GIVEN EXERCISE
Copy out the interview excerpt below, word for word, from start to finish.

EXTRACT
+===+
Dan Baker: Ed, be perfectly honest with me.  What did you think the telecom analytics map of mine you saw?

Ed Shanahan: Dan, I think you did a good job of getting a lot of these functions on a single map and alluding to the many different terms people use whether you call it revenue assurance, business optimization, cost management, etc.

Trouble is, you can‘t look at all those functions and say, “Let’s focus on cost assurance today and revenue assurance tomorrow.”

The best way to run a company, I think, is to start with something simple and understand what you’re really trying to accomplish.  You choose a relatively small number of objectives and then really knock those things out of the ballpark.

And that’s where Steve Jobs comes in.  Jobs‘ view was that design and function are tightly integrated and you need to do things holistically.  And unfortunately, the way most business people solve problems is in piece parts fashion.

Simplicity

Jobs‘ overriding management style was a top down, simple is better approach.  It extended to many minor details.  For example, most Apple products don’t have an on/off button because Jobs considered that rather inelegant.  Then, when Apple first came up with a CD drive for the Mac, he forced the CD drive makers to redesign their drives so there was no sliding tray.  Rather you simply slip the CD into a slot on the side of the machine.  He brought that same sense of simplicity to all Apple products.
+===+
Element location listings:
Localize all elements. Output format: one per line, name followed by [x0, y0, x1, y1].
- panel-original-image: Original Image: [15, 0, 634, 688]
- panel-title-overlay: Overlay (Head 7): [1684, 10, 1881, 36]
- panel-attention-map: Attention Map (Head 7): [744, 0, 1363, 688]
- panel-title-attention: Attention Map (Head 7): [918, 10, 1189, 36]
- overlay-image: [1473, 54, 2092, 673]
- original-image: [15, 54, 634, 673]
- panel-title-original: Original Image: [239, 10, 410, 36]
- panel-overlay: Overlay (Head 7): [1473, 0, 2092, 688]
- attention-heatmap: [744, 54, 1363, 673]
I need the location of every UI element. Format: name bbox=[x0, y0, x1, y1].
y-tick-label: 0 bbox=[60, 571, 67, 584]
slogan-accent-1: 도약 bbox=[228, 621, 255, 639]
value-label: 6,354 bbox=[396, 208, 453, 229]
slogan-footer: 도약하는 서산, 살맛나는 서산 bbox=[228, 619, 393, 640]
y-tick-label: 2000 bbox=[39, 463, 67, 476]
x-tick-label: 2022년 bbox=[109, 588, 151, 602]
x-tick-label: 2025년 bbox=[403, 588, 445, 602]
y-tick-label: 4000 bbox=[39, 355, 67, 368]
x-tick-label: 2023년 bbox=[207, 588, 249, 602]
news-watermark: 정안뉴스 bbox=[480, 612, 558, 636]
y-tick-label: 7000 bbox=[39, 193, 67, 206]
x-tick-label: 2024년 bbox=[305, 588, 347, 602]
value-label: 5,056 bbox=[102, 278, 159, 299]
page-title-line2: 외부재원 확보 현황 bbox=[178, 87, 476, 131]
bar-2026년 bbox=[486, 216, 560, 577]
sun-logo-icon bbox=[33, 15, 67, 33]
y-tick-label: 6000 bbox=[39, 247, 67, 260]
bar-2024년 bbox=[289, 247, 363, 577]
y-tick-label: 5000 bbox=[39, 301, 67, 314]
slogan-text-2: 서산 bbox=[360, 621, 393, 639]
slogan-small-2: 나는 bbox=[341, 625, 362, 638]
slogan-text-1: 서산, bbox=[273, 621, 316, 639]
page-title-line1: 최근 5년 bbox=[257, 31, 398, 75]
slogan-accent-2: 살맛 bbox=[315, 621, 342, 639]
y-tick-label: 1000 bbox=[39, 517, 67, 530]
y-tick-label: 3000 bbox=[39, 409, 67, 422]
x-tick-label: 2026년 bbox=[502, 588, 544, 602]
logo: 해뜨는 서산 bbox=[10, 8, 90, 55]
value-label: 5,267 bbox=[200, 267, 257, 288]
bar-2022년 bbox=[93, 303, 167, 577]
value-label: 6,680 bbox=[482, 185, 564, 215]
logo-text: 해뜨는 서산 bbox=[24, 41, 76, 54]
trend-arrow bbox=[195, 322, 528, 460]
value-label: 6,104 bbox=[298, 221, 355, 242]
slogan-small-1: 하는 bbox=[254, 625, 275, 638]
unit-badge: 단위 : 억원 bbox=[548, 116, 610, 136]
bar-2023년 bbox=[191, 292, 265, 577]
+===+
THE REPLY
Dan Baker: Ed, be perfectly honest with me.  What did you think the telecom analytics map of mine you saw?

Ed Shanahan: Dan, I think you did a good job of getting a lot of these functions on a single map and alluding to the many different terms people use whether you call it revenue assurance, business optimization, cost management, etc.

Trouble is, you can‘t look at all those functions and say, “Let’s focus on cost assurance today and revenue assurance tomorrow.”

The best way to run a company, I think, is to start with something simple and understand what you’re really trying to accomplish.  You choose a relatively small number of objectives and then really knock those things out of the ballpark.

And that’s where Steve Jobs comes in.  Jobs‘ view was that design and function are tightly integrated and you need to do things holistically.  And unfortunately, the way most business people solve problems is in piece parts fashion.

Simplicity

Jobs‘ overriding management style was a top down, simple is better approach.  It extended to many minor details.  For example, most Apple products don’t have an on/off button because Jobs considered that rather inelegant.  Then, when Apple first came up with a CD drive for the Mac, he forced the CD drive makers to redesign their drives so there was no sliding tray.  Rather you simply slip the CD into a slot on the side of the machine.  He brought that same sense of simplicity to all Apple products.